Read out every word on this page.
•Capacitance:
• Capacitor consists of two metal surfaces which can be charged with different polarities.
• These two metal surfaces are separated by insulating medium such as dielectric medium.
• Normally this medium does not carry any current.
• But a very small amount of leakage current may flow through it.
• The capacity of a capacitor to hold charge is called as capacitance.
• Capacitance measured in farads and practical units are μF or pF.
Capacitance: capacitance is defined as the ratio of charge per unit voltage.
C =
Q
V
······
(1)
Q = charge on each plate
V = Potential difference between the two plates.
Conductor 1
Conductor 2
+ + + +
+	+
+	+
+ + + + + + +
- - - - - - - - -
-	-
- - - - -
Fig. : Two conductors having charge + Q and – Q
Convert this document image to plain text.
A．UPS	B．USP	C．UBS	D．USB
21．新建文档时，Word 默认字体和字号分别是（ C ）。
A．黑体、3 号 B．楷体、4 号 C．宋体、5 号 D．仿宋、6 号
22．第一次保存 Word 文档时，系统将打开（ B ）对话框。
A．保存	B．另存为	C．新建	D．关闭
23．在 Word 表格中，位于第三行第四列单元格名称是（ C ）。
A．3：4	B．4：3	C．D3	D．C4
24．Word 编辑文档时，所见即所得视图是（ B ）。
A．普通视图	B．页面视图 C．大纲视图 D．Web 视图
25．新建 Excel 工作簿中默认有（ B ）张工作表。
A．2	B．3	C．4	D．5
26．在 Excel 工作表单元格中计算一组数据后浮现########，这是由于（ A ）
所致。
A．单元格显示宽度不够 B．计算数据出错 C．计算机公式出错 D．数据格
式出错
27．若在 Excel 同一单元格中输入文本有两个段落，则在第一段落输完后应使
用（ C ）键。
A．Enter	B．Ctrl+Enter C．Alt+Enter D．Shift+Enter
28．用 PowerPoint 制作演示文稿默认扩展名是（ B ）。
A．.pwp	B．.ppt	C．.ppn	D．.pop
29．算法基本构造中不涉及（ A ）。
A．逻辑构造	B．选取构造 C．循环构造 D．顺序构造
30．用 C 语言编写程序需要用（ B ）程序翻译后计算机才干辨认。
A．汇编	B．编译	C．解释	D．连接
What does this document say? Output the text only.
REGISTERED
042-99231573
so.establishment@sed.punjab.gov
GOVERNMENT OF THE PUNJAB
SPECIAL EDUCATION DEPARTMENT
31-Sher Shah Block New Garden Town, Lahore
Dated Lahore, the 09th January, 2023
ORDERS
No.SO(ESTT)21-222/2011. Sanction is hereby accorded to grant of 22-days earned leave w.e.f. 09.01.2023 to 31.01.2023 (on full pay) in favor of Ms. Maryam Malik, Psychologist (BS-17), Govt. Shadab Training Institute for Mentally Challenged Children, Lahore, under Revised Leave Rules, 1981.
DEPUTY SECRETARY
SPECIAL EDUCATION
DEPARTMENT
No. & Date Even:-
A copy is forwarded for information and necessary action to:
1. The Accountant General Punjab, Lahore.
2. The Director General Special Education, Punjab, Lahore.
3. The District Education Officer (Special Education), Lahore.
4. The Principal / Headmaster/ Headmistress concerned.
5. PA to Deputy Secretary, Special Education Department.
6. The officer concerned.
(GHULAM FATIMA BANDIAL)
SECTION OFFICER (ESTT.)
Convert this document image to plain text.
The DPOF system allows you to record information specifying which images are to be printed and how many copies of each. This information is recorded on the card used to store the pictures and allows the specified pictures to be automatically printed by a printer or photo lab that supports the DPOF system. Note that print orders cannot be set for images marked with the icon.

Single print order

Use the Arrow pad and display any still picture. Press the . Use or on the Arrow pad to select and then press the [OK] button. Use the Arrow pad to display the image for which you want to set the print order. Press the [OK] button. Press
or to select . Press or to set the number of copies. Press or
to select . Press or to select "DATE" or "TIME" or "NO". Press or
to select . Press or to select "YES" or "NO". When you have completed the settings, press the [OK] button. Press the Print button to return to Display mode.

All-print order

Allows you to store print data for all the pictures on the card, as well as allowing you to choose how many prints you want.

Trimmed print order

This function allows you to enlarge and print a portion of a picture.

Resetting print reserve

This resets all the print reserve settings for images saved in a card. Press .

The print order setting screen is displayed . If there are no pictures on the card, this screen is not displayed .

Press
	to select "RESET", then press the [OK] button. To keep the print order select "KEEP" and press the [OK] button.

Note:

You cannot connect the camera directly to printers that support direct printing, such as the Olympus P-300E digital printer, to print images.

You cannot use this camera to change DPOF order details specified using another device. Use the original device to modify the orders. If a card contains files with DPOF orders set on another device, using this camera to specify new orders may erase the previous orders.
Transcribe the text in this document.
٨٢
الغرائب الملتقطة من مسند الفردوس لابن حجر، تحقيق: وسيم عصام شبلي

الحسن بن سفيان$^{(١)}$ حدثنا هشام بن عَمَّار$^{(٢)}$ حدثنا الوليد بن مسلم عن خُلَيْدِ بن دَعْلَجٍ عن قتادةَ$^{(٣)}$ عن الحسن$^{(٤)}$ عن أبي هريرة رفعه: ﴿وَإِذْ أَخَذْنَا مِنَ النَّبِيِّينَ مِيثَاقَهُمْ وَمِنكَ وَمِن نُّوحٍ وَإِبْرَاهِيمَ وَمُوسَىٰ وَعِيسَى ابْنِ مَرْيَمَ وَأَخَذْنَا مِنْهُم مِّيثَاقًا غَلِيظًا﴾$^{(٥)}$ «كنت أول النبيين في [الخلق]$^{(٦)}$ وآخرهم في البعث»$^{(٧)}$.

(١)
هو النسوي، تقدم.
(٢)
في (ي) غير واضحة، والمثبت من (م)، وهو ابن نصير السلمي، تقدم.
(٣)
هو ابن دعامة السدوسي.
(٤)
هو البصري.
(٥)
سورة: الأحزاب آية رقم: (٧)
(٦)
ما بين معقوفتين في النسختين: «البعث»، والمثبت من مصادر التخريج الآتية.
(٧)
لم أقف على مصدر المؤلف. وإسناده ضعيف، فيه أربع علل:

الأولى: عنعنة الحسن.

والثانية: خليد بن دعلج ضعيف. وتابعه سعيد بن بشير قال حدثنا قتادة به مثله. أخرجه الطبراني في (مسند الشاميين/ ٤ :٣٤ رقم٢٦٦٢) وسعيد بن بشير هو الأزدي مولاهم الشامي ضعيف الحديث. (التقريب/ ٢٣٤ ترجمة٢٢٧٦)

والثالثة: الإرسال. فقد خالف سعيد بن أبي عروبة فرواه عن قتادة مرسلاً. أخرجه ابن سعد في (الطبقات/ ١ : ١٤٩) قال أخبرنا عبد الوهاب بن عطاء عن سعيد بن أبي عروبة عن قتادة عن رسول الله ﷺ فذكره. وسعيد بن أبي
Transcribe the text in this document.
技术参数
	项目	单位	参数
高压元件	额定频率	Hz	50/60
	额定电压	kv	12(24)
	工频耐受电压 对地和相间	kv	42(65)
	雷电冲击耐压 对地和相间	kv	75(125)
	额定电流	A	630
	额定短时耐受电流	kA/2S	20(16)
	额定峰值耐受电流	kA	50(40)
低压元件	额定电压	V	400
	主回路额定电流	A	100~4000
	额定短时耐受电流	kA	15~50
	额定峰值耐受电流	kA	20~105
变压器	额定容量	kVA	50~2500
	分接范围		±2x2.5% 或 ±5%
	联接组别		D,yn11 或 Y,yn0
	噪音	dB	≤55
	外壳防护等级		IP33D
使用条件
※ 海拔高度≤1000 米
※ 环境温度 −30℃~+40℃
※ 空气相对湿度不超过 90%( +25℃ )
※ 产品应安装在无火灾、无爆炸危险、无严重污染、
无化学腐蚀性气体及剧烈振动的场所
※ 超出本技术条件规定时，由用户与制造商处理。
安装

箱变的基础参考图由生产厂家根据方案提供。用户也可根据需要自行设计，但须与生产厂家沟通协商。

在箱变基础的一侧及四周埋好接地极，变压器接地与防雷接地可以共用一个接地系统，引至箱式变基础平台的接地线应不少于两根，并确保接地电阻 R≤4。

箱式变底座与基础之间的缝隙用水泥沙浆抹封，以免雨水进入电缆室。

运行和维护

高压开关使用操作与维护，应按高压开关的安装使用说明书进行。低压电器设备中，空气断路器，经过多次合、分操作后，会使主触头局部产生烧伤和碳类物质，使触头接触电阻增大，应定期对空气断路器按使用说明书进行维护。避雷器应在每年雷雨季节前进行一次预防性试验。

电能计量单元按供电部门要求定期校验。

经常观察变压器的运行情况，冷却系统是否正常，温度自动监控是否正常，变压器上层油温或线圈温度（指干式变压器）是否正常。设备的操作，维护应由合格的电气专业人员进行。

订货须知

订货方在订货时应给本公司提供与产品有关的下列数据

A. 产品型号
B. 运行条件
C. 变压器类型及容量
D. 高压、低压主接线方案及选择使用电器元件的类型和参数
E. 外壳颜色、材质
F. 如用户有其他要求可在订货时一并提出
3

Set exercise »
Copy out each line of the listing that holds "والمثبت".

Response for this exercise »
في (ي) غير واضحة، والمثبت من (م)، وهو ابن نصير السلمي، تقدم.
ما بين معقوفتين في النسختين: «البعث»، والمثبت من مصادر التخريج الآتية.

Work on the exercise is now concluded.